**Requirement**: Search the records that follow and extract every line containing the string "JSON".
^^^^
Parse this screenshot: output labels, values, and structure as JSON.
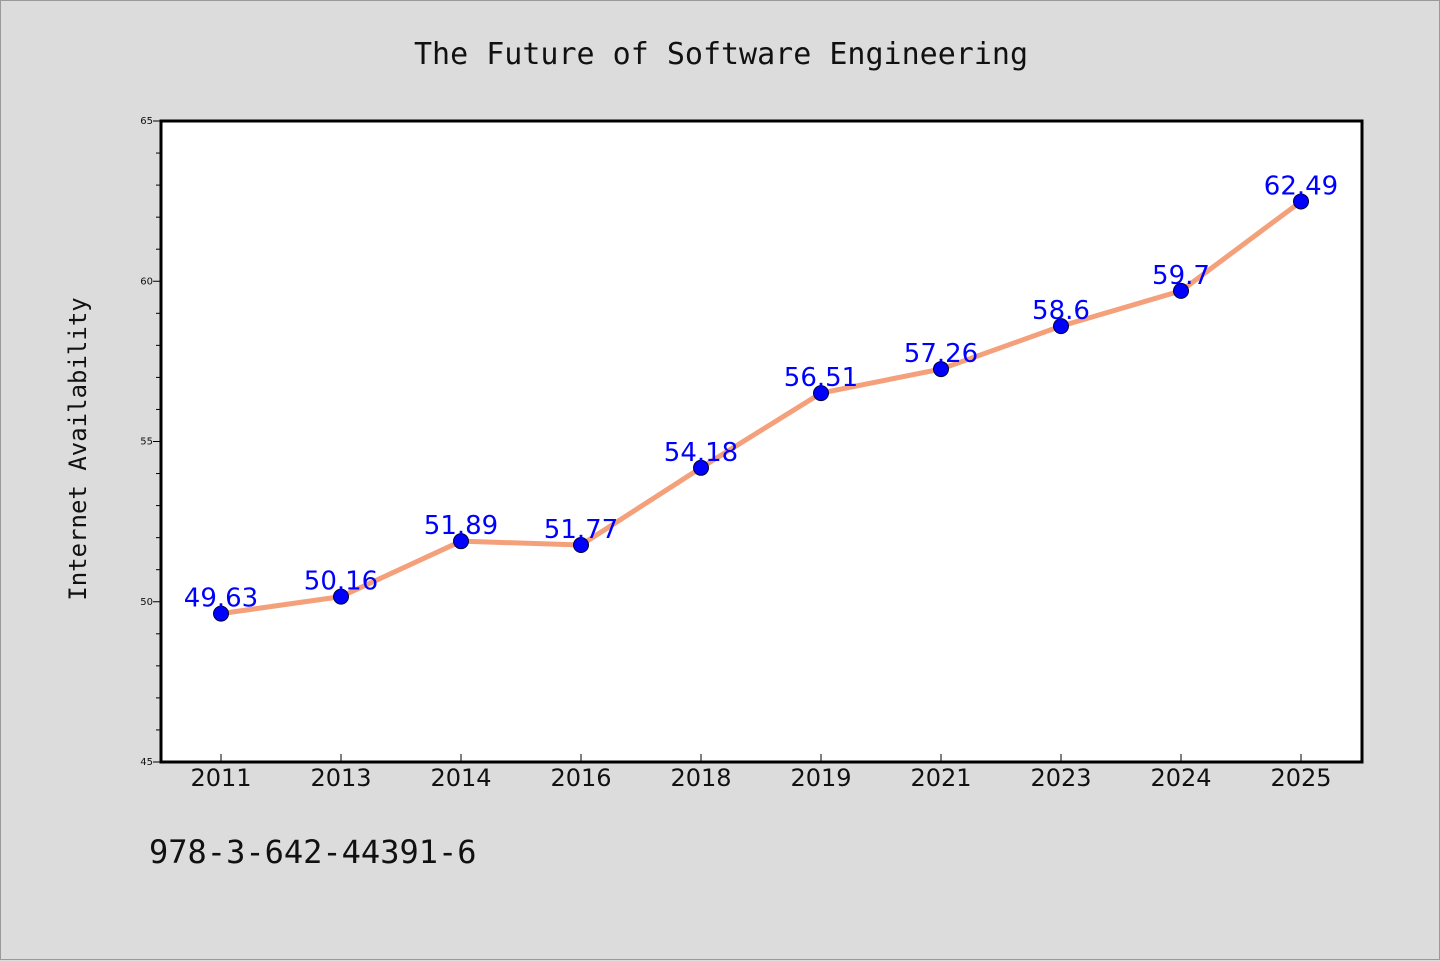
{
  "chart_data": {
    "type": "line",
    "title": "The Future of Software Engineering",
    "xlabel": "",
    "ylabel": "Internet Availability",
    "categories": [
      "2011",
      "2013",
      "2014",
      "2016",
      "2018",
      "2019",
      "2021",
      "2023",
      "2024",
      "2025"
    ],
    "series": [
      {
        "values": [
          49.63,
          50.16,
          51.89,
          51.77,
          54.18,
          56.51,
          57.26,
          58.6,
          59.7,
          62.49
        ]
      }
    ],
    "data_labels": [
      "49.63",
      "50.16",
      "51.89",
      "51.77",
      "54.18",
      "56.51",
      "57.26",
      "58.6",
      "59.7",
      "62.49"
    ],
    "ylim": [
      45,
      65
    ],
    "yticks": [
      "45",
      "50",
      "55",
      "60",
      "65"
    ],
    "grid": false,
    "line_color": "#f4a07a",
    "marker_color": "#0000ff",
    "label_color": "#0000ff"
  },
  "footer": {
    "code": "978-3-642-44391-6"
  }
}
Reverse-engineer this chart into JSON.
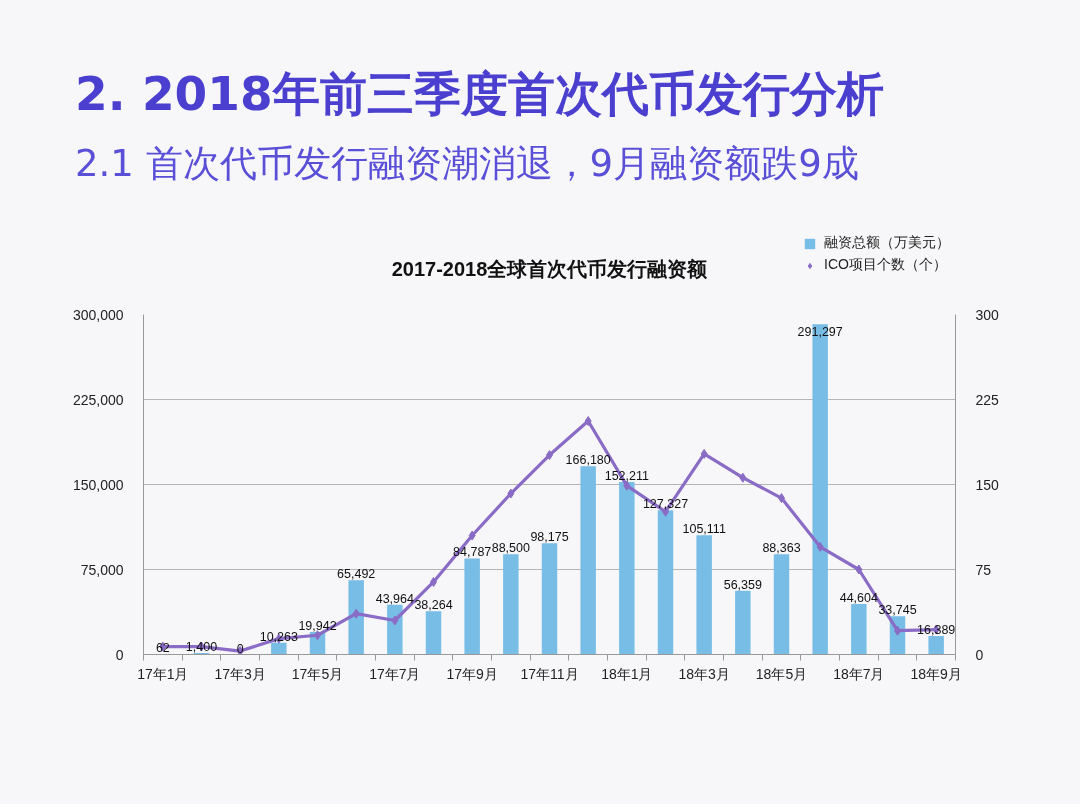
^^^^
**Reply to the task**:
Parse this screenshot: output labels, values, and structure as JSON.
Reverse-engineer this chart into JSON.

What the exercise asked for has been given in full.